Stored data entries
>> START

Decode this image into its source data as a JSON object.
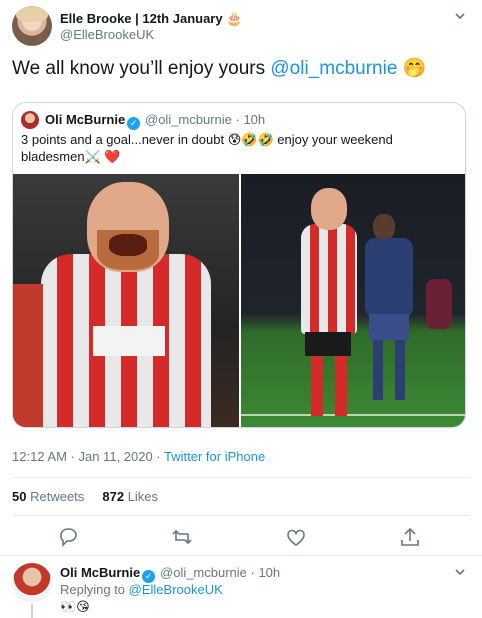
{
  "tweet": {
    "author_name": "Elle Brooke | 12th January 🎂",
    "author_handle": "@ElleBrookeUK",
    "text_before": "We all know you’ll enjoy yours ",
    "mention": "@oli_mcburnie",
    "emoji": "🤭",
    "time": "12:12 AM · Jan 11, 2020 · ",
    "source": "Twitter for iPhone",
    "retweets_count": "50",
    "retweets_label": "Retweets",
    "likes_count": "872",
    "likes_label": "Likes"
  },
  "quoted": {
    "author_name": "Oli McBurnie",
    "verified_mark": "✓",
    "meta": "@oli_mcburnie · 10h",
    "text": "3 points and a goal...never in doubt 😰🤣🤣 enjoy your weekend bladesmen⚔️ ❤️"
  },
  "reply": {
    "author_name": "Oli McBurnie",
    "verified_mark": "✓",
    "meta": "@oli_mcburnie · 10h",
    "replying_prefix": "Replying to ",
    "replying_to": "@ElleBrookeUK",
    "text": "👀😘"
  },
  "icons": {
    "caret": "chevron-down-icon",
    "reply": "reply-icon",
    "retweet": "retweet-icon",
    "like": "heart-icon",
    "share": "share-icon"
  },
  "colors": {
    "link": "#1b95e0",
    "muted": "#657786",
    "border": "#ccd6dd"
  }
}
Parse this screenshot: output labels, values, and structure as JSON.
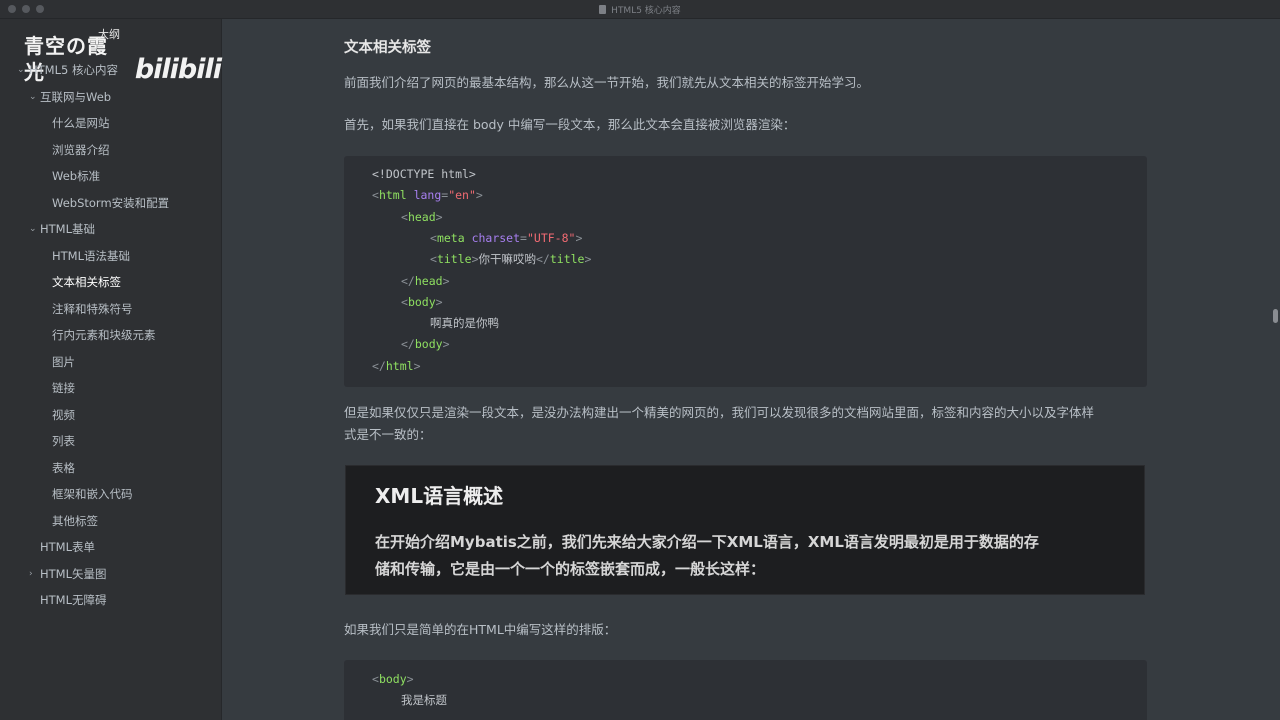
{
  "window": {
    "title": "HTML5 核心内容"
  },
  "watermark": {
    "name": "青空の霞光",
    "logo": "bilibili"
  },
  "sidebar": {
    "outline_label": "大纲",
    "items": [
      {
        "label": "HTML5 核心内容",
        "level": 0,
        "chevron": "⌄"
      },
      {
        "label": "互联网与Web",
        "level": 1,
        "chevron": "⌄"
      },
      {
        "label": "什么是网站",
        "level": 2
      },
      {
        "label": "浏览器介绍",
        "level": 2
      },
      {
        "label": "Web标准",
        "level": 2
      },
      {
        "label": "WebStorm安装和配置",
        "level": 2
      },
      {
        "label": "HTML基础",
        "level": 1,
        "chevron": "⌄"
      },
      {
        "label": "HTML语法基础",
        "level": 2
      },
      {
        "label": "文本相关标签",
        "level": 2,
        "active": true
      },
      {
        "label": "注释和特殊符号",
        "level": 2
      },
      {
        "label": "行内元素和块级元素",
        "level": 2
      },
      {
        "label": "图片",
        "level": 2
      },
      {
        "label": "链接",
        "level": 2
      },
      {
        "label": "视频",
        "level": 2
      },
      {
        "label": "列表",
        "level": 2
      },
      {
        "label": "表格",
        "level": 2
      },
      {
        "label": "框架和嵌入代码",
        "level": 2
      },
      {
        "label": "其他标签",
        "level": 2
      },
      {
        "label": "HTML表单",
        "level": 1
      },
      {
        "label": "HTML矢量图",
        "level": 1,
        "chevron": "›"
      },
      {
        "label": "HTML无障碍",
        "level": 1
      }
    ]
  },
  "content": {
    "section_title": "文本相关标签",
    "para1": "前面我们介绍了网页的最基本结构，那么从这一节开始，我们就先从文本相关的标签开始学习。",
    "para2": "首先，如果我们直接在 body 中编写一段文本，那么此文本会直接被浏览器渲染：",
    "code1": [
      {
        "indent": 0,
        "parts": [
          {
            "t": "<!DOCTYPE html>",
            "c": "plain"
          }
        ]
      },
      {
        "indent": 0,
        "parts": [
          {
            "t": "<",
            "c": "punc"
          },
          {
            "t": "html",
            "c": "tag"
          },
          {
            "t": " lang",
            "c": "attr"
          },
          {
            "t": "=",
            "c": "punc"
          },
          {
            "t": "\"en\"",
            "c": "val"
          },
          {
            "t": ">",
            "c": "punc"
          }
        ]
      },
      {
        "indent": 1,
        "parts": [
          {
            "t": "<",
            "c": "punc"
          },
          {
            "t": "head",
            "c": "tag"
          },
          {
            "t": ">",
            "c": "punc"
          }
        ]
      },
      {
        "indent": 2,
        "parts": [
          {
            "t": "<",
            "c": "punc"
          },
          {
            "t": "meta",
            "c": "tag"
          },
          {
            "t": " charset",
            "c": "attr"
          },
          {
            "t": "=",
            "c": "punc"
          },
          {
            "t": "\"UTF-8\"",
            "c": "val"
          },
          {
            "t": ">",
            "c": "punc"
          }
        ]
      },
      {
        "indent": 2,
        "parts": [
          {
            "t": "<",
            "c": "punc"
          },
          {
            "t": "title",
            "c": "tag"
          },
          {
            "t": ">",
            "c": "punc"
          },
          {
            "t": "你干嘛哎哟",
            "c": "plain"
          },
          {
            "t": "</",
            "c": "punc"
          },
          {
            "t": "title",
            "c": "tag"
          },
          {
            "t": ">",
            "c": "punc"
          }
        ]
      },
      {
        "indent": 1,
        "parts": [
          {
            "t": "</",
            "c": "punc"
          },
          {
            "t": "head",
            "c": "tag"
          },
          {
            "t": ">",
            "c": "punc"
          }
        ]
      },
      {
        "indent": 1,
        "parts": [
          {
            "t": "<",
            "c": "punc"
          },
          {
            "t": "body",
            "c": "tag"
          },
          {
            "t": ">",
            "c": "punc"
          }
        ]
      },
      {
        "indent": 2,
        "parts": [
          {
            "t": "啊真的是你鸭",
            "c": "plain"
          }
        ]
      },
      {
        "indent": 1,
        "parts": [
          {
            "t": "</",
            "c": "punc"
          },
          {
            "t": "body",
            "c": "tag"
          },
          {
            "t": ">",
            "c": "punc"
          }
        ]
      },
      {
        "indent": 0,
        "parts": [
          {
            "t": "</",
            "c": "punc"
          },
          {
            "t": "html",
            "c": "tag"
          },
          {
            "t": ">",
            "c": "punc"
          }
        ]
      }
    ],
    "para3_line1": "但是如果仅仅只是渲染一段文本，是没办法构建出一个精美的网页的，我们可以发现很多的文档网站里面，标签和内容的大小以及字体样",
    "para3_line2": "式是不一致的：",
    "xml_image": {
      "title": "XML语言概述",
      "text_line1": "在开始介绍Mybatis之前，我们先来给大家介绍一下XML语言，XML语言发明最初是用于数据的存",
      "text_line2": "储和传输，它是由一个一个的标签嵌套而成，一般长这样："
    },
    "para4": "如果我们只是简单的在HTML中编写这样的排版：",
    "code2": [
      {
        "indent": 0,
        "parts": [
          {
            "t": "<",
            "c": "punc"
          },
          {
            "t": "body",
            "c": "tag"
          },
          {
            "t": ">",
            "c": "punc"
          }
        ]
      },
      {
        "indent": 1,
        "parts": [
          {
            "t": "我是标题",
            "c": "plain"
          }
        ]
      }
    ]
  }
}
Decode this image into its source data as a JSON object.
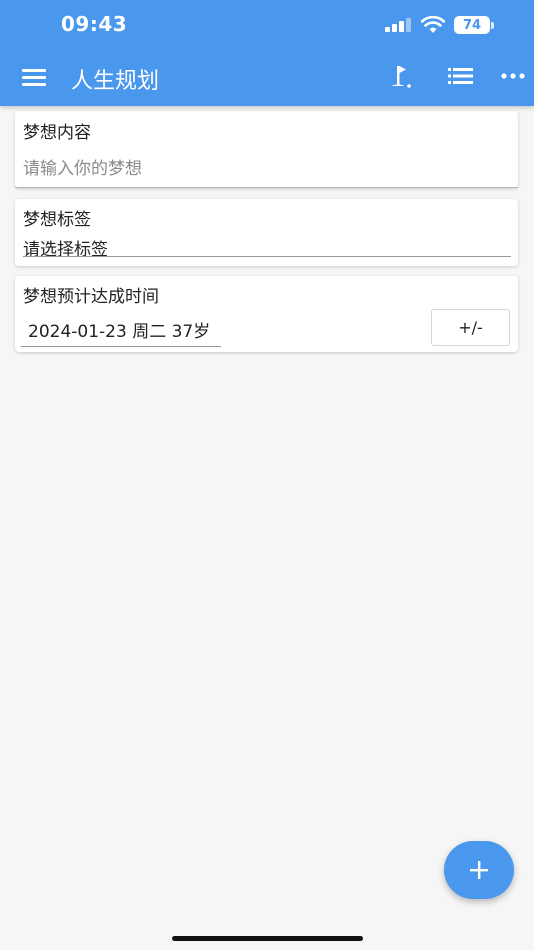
{
  "status_bar": {
    "time": "09:43",
    "battery": "74",
    "icons": [
      "cellular-signal-icon",
      "wifi-icon",
      "battery-icon"
    ]
  },
  "app_bar": {
    "title": "人生规划",
    "icons": {
      "menu": "menu-icon",
      "goal": "golf-flag-icon",
      "list": "list-icon",
      "more": "more-horizontal-icon"
    },
    "color": "#4a97ee"
  },
  "form": {
    "dream_content": {
      "label": "梦想内容",
      "placeholder": "请输入你的梦想"
    },
    "dream_tag": {
      "label": "梦想标签",
      "value": "请选择标签"
    },
    "dream_date": {
      "label": "梦想预计达成时间",
      "value": "2024-01-23 周二 37岁",
      "stepper_label": "+/-"
    }
  },
  "fab": {
    "icon": "plus-icon",
    "symbol": "+"
  }
}
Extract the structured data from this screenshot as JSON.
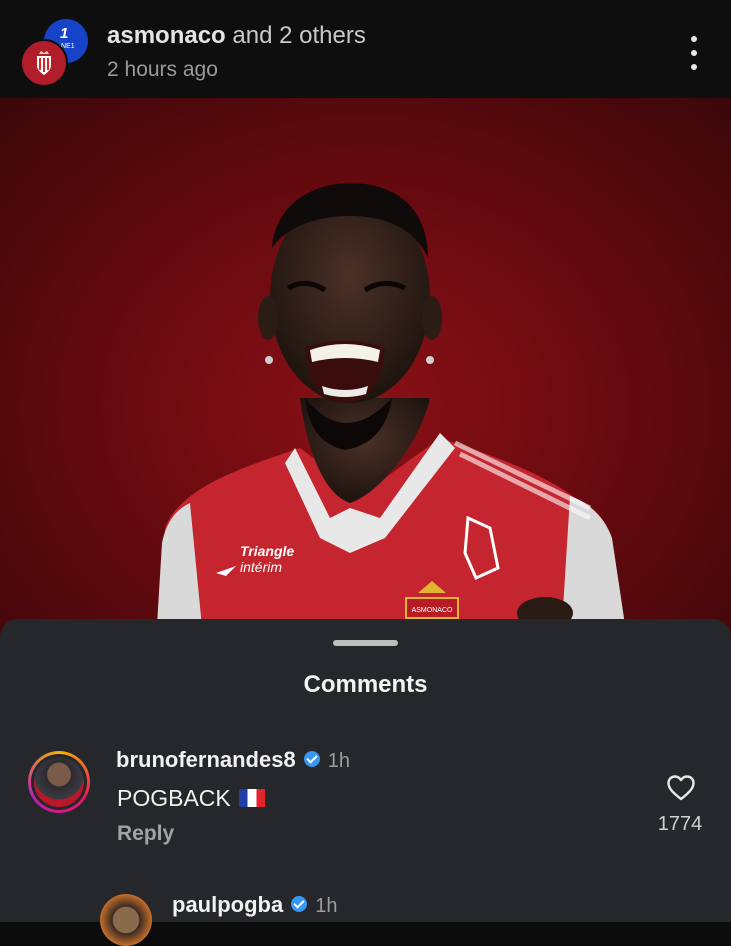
{
  "header": {
    "owner": "asmonaco",
    "collaborators": "and 2 others",
    "time": "2 hours ago",
    "avatar_back_text": "1",
    "avatar_back_sub": "NE1"
  },
  "media": {
    "sponsor_line1": "Triangle",
    "sponsor_line2": "intérim",
    "badge_text": "ASMONACO"
  },
  "comments_sheet": {
    "title": "Comments",
    "comments": [
      {
        "username": "brunofernandes8",
        "time": "1h",
        "text": "POGBACK",
        "reply_label": "Reply",
        "likes": "1774",
        "verified": true
      },
      {
        "username": "paulpogba",
        "time": "1h",
        "verified": true
      }
    ]
  },
  "colors": {
    "background": "#0c0c0c",
    "sheet": "#25272b",
    "verified": "#3897f0",
    "media_red": "#8a1016"
  },
  "icons": [
    "more-vertical-icon",
    "heart-icon",
    "verified-icon",
    "france-flag-icon"
  ]
}
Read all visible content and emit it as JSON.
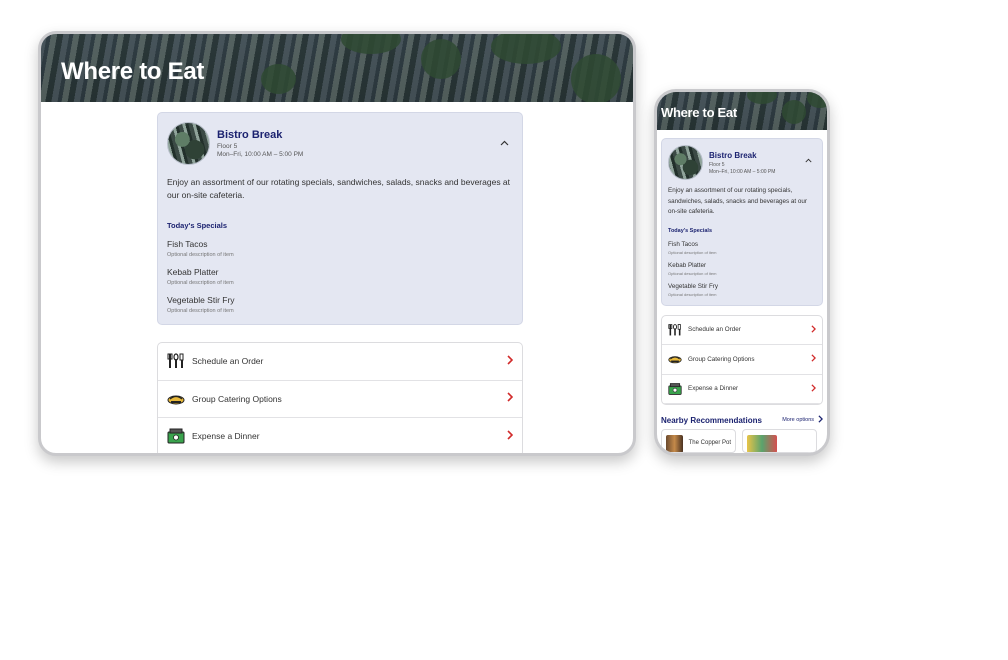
{
  "page": {
    "title": "Where to Eat"
  },
  "restaurant": {
    "name": "Bistro Break",
    "floor": "Floor 5",
    "hours": "Mon–Fri, 10:00 AM – 5:00 PM",
    "description": "Enjoy an assortment of our rotating specials, sandwiches, salads, snacks and beverages at our on-site cafeteria.",
    "specials_heading": "Today's Specials",
    "specials": [
      {
        "name": "Fish Tacos",
        "description": "Optional description of item"
      },
      {
        "name": "Kebab Platter",
        "description": "Optional description of item"
      },
      {
        "name": "Vegetable Stir Fry",
        "description": "Optional description of item"
      }
    ]
  },
  "actions": [
    {
      "label": "Schedule an Order",
      "icon": "utensils-icon"
    },
    {
      "label": "Group Catering Options",
      "icon": "catering-tray-icon"
    },
    {
      "label": "Expense a Dinner",
      "icon": "cash-icon"
    }
  ],
  "nearby": {
    "title": "Nearby Recommendations",
    "more_label": "More options",
    "items": [
      {
        "name": "The Copper Pot"
      },
      {
        "name": ""
      }
    ]
  },
  "colors": {
    "brand_navy": "#1c2370",
    "card_bg": "#e4e7f2",
    "chevron_red": "#d12a2a"
  }
}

>> END

_Short exercise_. List all lines where "this" occurs.

_Solved exercise_.
Decode this image into its source data as a JSON object.
Parse this screenshot: output labels, values, and structure as JSON.
Decode this image into its source data as a JSON object.
Extract the structured data from this screenshot as JSON.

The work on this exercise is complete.